— begin RECORDS SUPPLIED —

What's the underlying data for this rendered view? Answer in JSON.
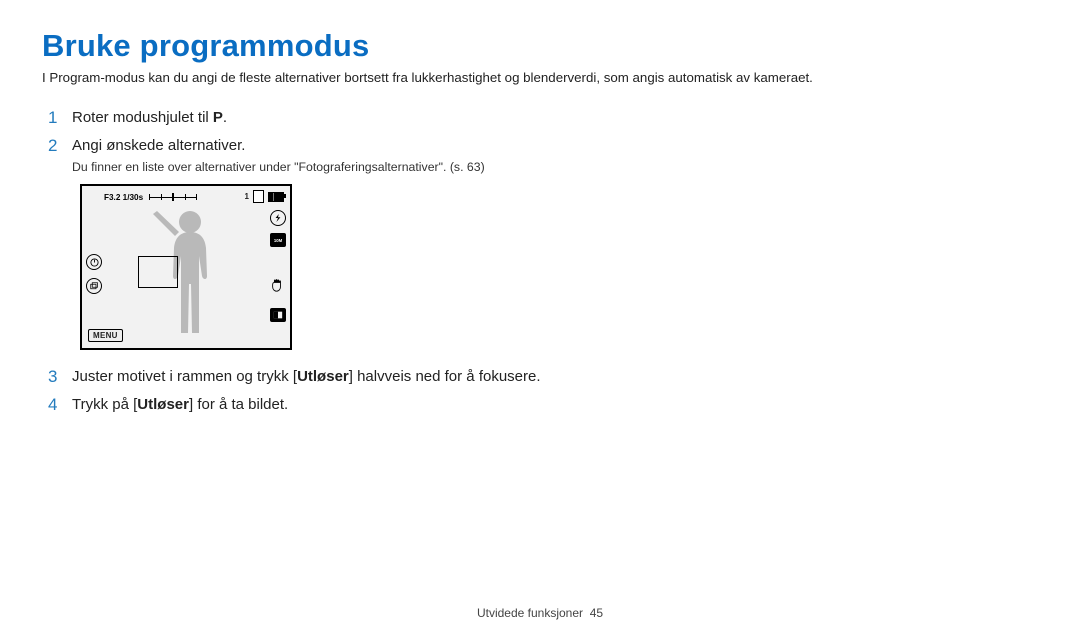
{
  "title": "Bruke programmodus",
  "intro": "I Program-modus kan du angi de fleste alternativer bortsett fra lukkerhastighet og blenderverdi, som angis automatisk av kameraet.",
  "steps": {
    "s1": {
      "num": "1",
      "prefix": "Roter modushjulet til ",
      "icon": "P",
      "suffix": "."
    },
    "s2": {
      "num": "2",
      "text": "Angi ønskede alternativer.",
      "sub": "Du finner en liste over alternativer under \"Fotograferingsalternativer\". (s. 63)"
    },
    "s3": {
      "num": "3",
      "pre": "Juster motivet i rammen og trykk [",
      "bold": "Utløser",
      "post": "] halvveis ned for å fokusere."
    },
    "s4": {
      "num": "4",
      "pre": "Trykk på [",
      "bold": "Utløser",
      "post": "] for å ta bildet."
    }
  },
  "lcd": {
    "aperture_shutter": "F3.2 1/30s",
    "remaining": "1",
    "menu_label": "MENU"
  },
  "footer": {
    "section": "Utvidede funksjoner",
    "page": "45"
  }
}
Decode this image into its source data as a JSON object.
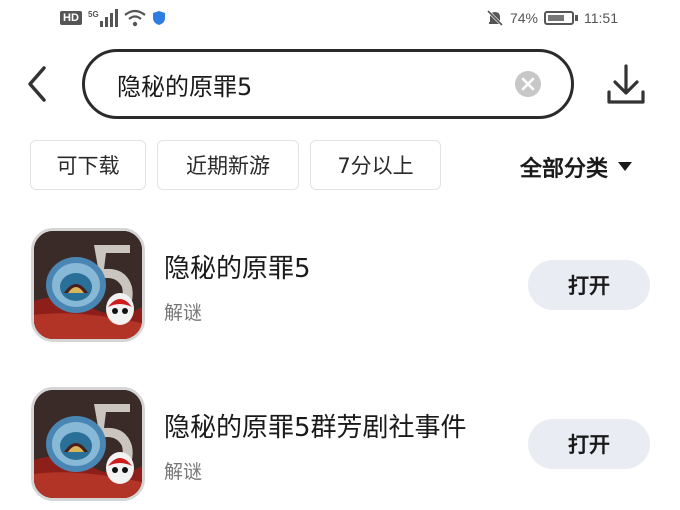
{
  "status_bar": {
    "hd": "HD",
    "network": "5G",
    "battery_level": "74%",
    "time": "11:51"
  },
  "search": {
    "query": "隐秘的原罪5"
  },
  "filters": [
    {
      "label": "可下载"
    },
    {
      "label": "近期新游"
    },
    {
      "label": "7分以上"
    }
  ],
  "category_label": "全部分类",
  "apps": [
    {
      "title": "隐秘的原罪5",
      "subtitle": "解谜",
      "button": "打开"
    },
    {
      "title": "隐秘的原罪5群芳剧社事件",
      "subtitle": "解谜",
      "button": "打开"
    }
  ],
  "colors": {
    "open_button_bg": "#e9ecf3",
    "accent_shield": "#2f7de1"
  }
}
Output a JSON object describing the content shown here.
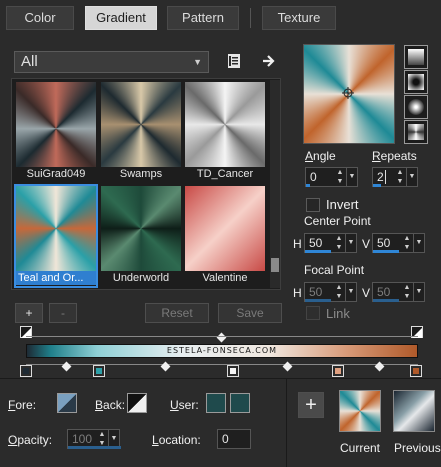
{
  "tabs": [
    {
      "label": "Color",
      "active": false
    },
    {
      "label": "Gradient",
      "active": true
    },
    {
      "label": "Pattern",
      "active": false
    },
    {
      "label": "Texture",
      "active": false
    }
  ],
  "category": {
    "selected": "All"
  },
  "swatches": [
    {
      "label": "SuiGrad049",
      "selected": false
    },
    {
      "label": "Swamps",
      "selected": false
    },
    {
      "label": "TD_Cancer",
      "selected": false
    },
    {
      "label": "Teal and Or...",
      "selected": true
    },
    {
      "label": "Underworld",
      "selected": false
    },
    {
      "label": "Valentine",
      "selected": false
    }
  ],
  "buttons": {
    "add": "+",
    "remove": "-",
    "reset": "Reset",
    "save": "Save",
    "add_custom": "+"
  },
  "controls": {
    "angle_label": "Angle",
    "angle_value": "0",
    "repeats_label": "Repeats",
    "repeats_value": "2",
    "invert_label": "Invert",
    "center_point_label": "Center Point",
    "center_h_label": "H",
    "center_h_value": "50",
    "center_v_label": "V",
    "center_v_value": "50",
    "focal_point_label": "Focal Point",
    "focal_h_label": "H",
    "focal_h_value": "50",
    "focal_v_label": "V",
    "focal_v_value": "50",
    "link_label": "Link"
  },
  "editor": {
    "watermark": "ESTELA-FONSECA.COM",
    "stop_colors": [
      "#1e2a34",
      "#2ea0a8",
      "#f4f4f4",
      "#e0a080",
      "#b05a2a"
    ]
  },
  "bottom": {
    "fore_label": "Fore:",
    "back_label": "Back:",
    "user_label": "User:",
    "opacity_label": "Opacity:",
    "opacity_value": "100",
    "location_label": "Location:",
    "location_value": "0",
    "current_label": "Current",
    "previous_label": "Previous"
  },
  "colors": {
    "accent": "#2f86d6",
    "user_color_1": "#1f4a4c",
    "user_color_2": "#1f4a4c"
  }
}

— end RECORDS SUPPLIED —

TASK DETAILS -> List the lines that contain the word "data".

RESULT FOR THIS TASK ->
What's the underlying data for this rendered view? Answer in JSON.
Decode this image into its source data as a JSON object.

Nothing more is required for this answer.